[BEGIN EXCERPTED DATA]
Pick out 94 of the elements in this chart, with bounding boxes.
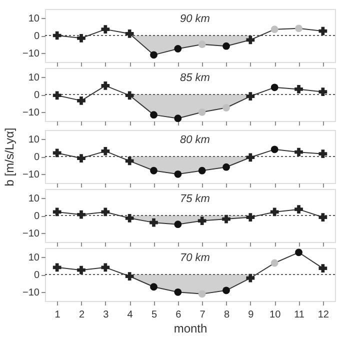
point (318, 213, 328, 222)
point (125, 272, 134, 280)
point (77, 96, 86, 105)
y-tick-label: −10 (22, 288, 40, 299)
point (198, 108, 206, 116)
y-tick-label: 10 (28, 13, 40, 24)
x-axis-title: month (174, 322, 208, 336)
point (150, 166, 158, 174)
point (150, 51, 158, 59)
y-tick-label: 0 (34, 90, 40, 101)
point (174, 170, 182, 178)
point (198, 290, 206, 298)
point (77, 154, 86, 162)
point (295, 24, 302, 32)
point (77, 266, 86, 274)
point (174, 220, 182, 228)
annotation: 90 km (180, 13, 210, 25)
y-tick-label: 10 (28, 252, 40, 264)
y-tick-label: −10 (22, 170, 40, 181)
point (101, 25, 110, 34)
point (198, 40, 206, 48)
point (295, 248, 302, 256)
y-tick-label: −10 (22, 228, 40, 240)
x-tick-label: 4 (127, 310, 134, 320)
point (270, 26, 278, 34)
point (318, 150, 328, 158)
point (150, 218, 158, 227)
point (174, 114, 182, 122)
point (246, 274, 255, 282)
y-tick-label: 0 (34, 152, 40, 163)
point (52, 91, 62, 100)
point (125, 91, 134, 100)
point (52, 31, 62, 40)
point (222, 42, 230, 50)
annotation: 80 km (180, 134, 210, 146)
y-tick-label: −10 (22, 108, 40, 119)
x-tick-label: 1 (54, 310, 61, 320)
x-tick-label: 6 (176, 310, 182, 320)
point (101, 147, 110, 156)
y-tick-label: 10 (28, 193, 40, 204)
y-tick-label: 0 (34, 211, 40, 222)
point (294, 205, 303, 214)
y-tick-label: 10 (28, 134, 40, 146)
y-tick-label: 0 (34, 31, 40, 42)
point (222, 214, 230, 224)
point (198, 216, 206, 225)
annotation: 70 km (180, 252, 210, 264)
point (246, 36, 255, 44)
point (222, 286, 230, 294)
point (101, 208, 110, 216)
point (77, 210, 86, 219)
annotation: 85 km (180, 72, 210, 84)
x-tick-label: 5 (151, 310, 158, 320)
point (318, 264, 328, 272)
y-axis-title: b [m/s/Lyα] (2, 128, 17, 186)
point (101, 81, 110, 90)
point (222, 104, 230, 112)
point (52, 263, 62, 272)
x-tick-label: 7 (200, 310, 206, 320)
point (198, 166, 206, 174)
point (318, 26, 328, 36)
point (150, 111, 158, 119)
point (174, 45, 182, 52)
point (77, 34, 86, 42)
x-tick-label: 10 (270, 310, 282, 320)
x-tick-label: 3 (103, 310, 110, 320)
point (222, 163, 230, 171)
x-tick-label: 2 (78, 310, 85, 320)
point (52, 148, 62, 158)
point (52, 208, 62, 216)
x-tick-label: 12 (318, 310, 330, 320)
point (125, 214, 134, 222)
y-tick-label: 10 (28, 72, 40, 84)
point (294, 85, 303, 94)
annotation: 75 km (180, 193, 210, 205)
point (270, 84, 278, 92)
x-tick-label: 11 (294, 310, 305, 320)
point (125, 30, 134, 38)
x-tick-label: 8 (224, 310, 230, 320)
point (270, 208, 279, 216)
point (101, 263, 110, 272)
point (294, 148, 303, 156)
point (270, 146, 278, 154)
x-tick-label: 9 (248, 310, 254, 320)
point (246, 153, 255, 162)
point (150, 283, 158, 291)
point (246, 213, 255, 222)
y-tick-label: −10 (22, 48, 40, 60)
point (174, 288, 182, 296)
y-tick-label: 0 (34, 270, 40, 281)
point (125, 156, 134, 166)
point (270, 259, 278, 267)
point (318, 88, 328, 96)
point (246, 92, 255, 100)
[END EXCERPTED DATA]
[BEGIN EXCERPTED DATA]
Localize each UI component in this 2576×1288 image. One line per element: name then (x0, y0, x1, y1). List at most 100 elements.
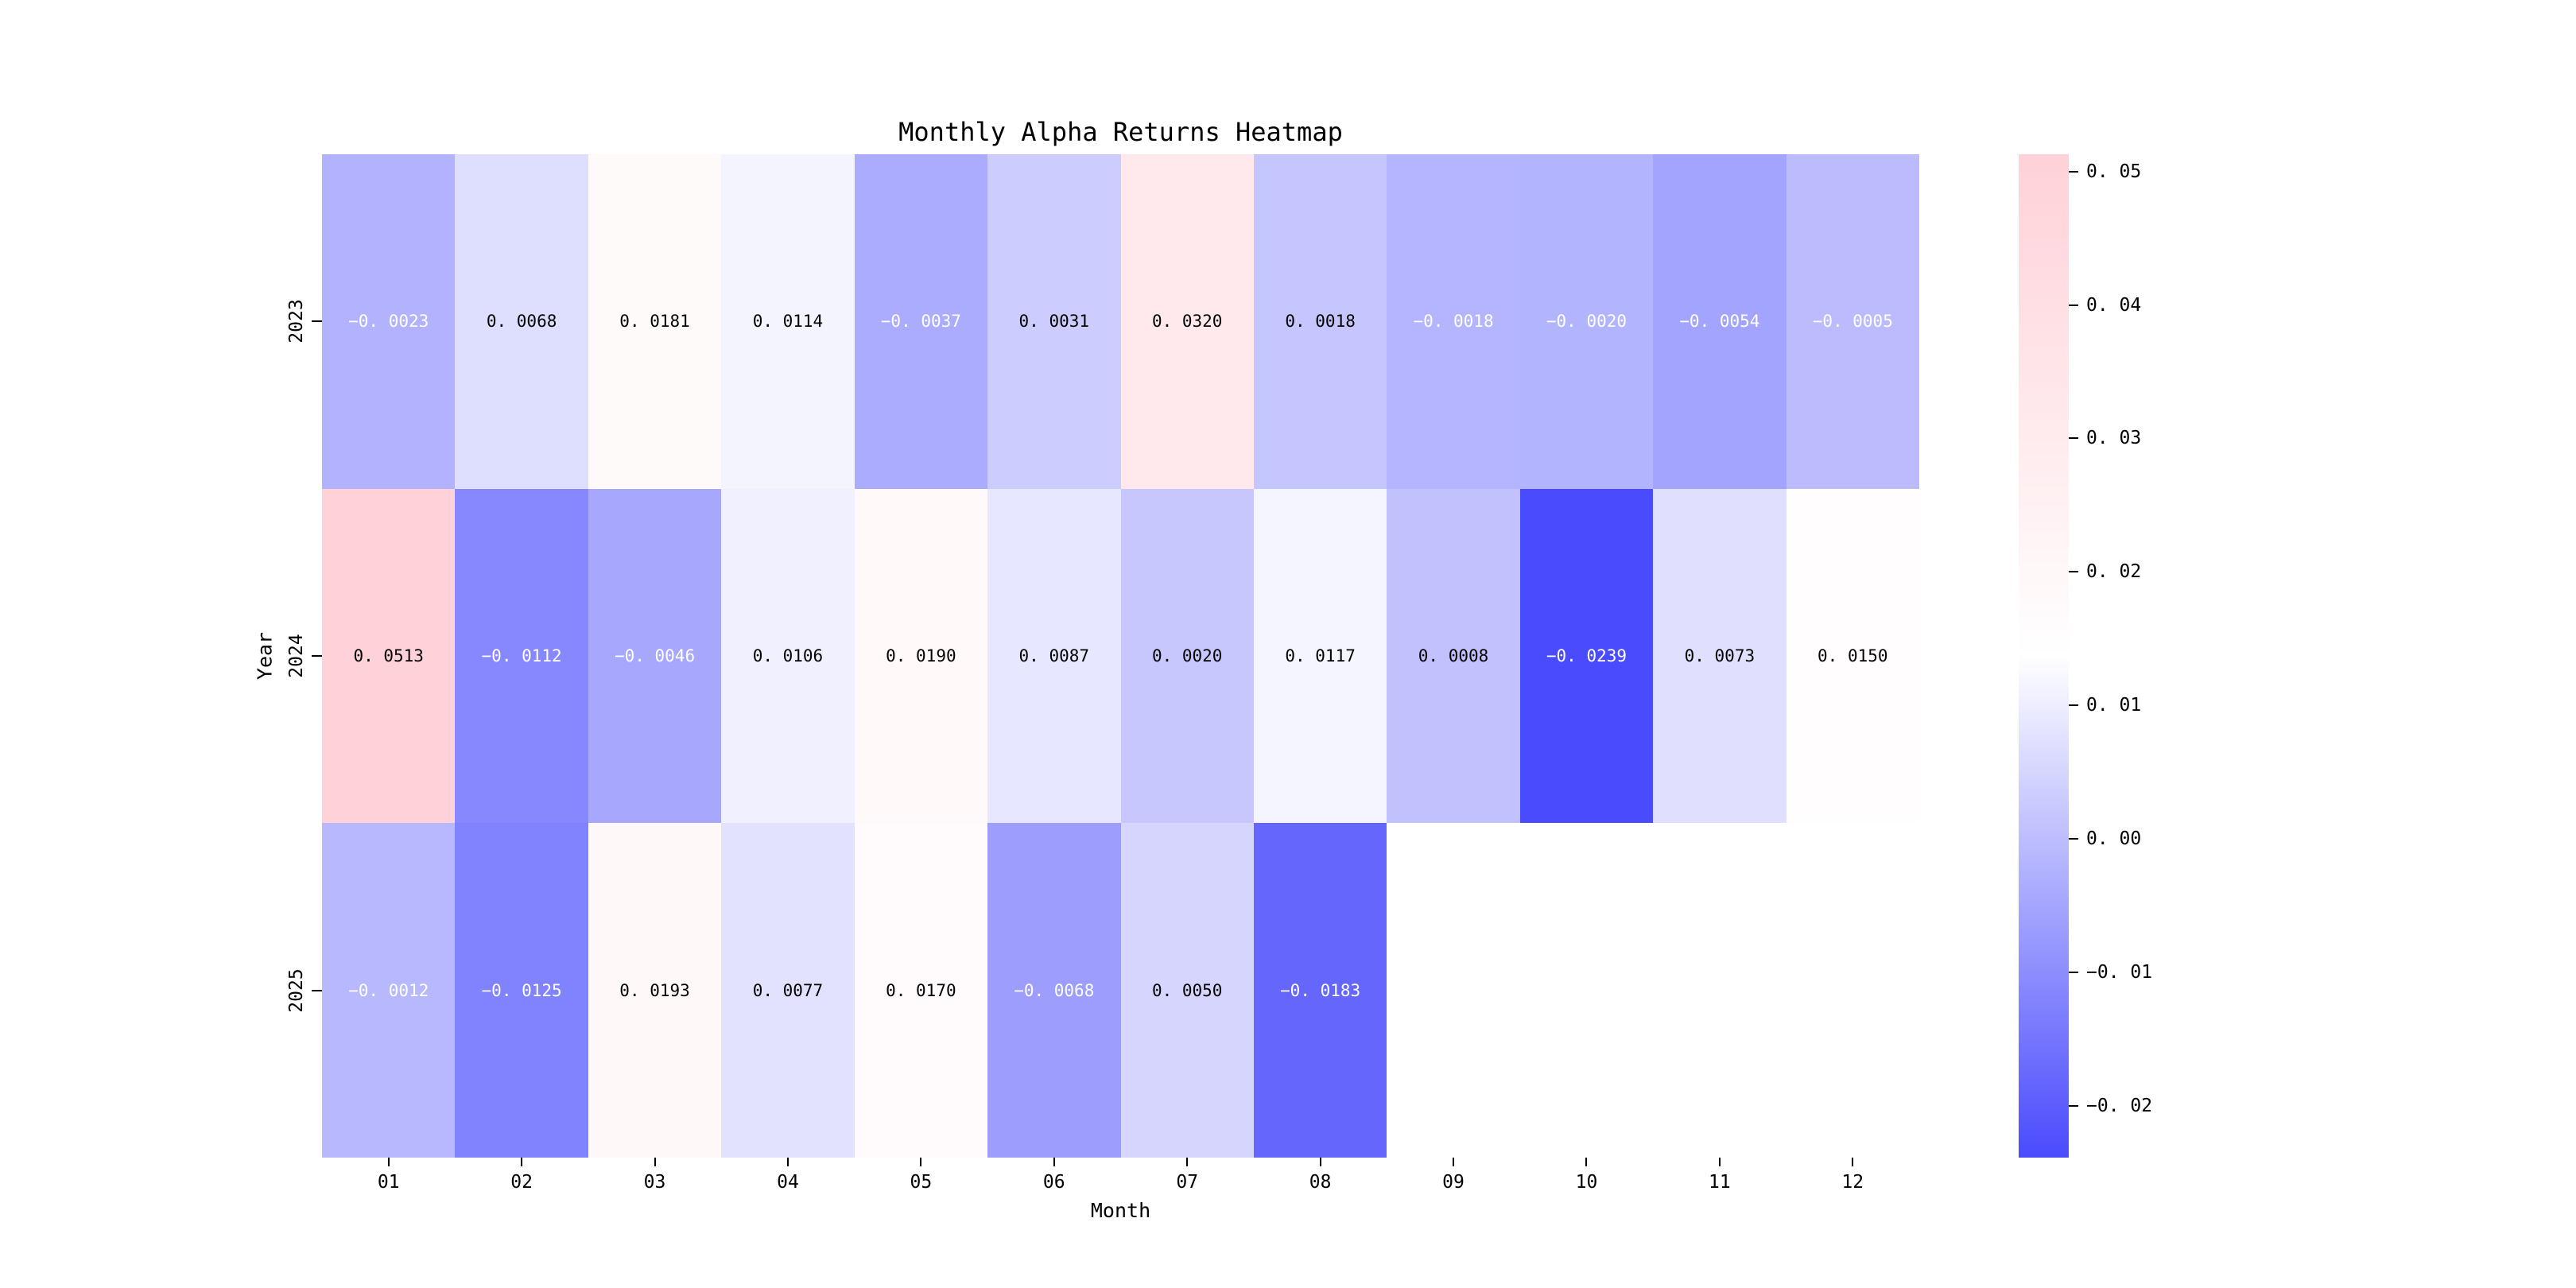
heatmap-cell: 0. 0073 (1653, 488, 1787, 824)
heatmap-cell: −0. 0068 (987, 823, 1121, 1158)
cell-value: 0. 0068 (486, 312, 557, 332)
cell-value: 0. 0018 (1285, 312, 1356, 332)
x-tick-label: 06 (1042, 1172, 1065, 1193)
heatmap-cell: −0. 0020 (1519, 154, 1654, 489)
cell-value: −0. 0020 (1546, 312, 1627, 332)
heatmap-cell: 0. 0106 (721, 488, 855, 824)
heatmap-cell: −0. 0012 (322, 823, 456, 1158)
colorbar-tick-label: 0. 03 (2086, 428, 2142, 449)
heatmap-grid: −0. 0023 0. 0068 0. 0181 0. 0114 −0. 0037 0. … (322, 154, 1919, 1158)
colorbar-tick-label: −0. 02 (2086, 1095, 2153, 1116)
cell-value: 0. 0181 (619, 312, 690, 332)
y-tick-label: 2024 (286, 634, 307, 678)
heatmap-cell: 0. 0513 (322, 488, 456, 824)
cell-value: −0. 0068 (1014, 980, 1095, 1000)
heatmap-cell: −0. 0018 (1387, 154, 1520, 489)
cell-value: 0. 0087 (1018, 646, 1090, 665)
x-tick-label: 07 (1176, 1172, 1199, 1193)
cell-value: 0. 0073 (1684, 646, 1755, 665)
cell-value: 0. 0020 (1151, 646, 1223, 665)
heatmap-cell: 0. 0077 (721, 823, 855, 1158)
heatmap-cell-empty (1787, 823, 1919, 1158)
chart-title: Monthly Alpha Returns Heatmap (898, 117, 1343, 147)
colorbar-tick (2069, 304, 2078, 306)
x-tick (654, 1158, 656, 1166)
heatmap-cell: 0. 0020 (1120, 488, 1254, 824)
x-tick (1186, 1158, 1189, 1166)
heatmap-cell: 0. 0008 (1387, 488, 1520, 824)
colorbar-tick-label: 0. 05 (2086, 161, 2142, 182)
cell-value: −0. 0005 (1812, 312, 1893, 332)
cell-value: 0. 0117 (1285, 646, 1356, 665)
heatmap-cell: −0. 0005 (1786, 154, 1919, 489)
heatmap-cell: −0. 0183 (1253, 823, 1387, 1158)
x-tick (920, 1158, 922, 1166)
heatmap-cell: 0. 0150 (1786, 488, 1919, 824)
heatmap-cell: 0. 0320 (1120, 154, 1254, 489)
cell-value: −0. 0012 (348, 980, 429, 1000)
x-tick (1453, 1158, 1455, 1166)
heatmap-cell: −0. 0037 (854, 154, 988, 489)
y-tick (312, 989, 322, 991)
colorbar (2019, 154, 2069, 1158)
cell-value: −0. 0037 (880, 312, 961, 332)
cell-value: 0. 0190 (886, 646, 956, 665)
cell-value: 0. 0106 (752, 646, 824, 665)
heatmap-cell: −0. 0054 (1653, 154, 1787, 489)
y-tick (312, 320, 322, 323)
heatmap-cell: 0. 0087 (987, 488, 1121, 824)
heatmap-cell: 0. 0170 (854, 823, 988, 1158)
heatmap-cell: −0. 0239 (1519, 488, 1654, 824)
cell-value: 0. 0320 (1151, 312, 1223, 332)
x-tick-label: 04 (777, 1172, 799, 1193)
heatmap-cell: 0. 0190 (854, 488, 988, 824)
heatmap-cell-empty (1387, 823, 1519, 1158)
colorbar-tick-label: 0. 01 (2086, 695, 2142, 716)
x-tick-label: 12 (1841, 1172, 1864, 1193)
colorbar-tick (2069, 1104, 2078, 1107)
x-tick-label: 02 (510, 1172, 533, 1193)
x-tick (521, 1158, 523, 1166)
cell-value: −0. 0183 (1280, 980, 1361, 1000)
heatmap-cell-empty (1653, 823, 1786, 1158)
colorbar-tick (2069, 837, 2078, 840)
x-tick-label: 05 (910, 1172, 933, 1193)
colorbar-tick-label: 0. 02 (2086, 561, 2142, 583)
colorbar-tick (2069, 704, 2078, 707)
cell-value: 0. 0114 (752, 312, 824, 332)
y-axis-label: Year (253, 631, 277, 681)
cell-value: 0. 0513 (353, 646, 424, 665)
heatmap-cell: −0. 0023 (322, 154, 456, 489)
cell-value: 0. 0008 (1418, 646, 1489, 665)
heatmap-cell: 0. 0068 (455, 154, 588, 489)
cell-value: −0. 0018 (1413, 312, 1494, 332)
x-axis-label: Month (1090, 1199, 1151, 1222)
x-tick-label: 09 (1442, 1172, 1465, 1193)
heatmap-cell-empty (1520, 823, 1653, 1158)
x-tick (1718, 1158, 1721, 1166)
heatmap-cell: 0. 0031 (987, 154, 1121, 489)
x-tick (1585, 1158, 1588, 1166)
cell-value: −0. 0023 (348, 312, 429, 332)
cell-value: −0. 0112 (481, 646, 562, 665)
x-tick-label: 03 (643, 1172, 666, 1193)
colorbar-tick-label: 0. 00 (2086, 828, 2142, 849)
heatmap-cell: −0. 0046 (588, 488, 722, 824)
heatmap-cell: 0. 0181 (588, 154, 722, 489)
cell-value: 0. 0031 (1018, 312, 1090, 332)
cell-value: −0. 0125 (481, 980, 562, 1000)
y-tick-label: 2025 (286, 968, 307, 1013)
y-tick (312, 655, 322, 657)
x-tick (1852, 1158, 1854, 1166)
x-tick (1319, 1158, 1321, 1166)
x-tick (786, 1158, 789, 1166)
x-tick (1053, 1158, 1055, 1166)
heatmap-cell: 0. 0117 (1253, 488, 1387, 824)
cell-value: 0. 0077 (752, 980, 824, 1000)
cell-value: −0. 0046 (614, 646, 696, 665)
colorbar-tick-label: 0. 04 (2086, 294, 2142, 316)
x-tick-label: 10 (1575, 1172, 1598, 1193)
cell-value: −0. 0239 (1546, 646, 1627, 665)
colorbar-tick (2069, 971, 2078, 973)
[END EXCERPTED DATA]
EXERCISE PROMPT. Transcribe the entries starting at the line that contains "heatmap-cell: 0. 0073 (1653, 488, 1787, 824)" and ending at the line that contains "heatmap-cell: −0. 0012 (322, 823, 456, 1158)", both included, without changing anything.

FINAL RESULT.
heatmap-cell: 0. 0073 (1653, 488, 1787, 824)
heatmap-cell: −0. 0068 (987, 823, 1121, 1158)
cell-value: 0. 0068 (486, 312, 557, 332)
cell-value: 0. 0018 (1285, 312, 1356, 332)
x-tick-label: 06 (1042, 1172, 1065, 1193)
heatmap-cell: −0. 0020 (1519, 154, 1654, 489)
cell-value: −0. 0020 (1546, 312, 1627, 332)
heatmap-cell: 0. 0106 (721, 488, 855, 824)
heatmap-cell: −0. 0012 (322, 823, 456, 1158)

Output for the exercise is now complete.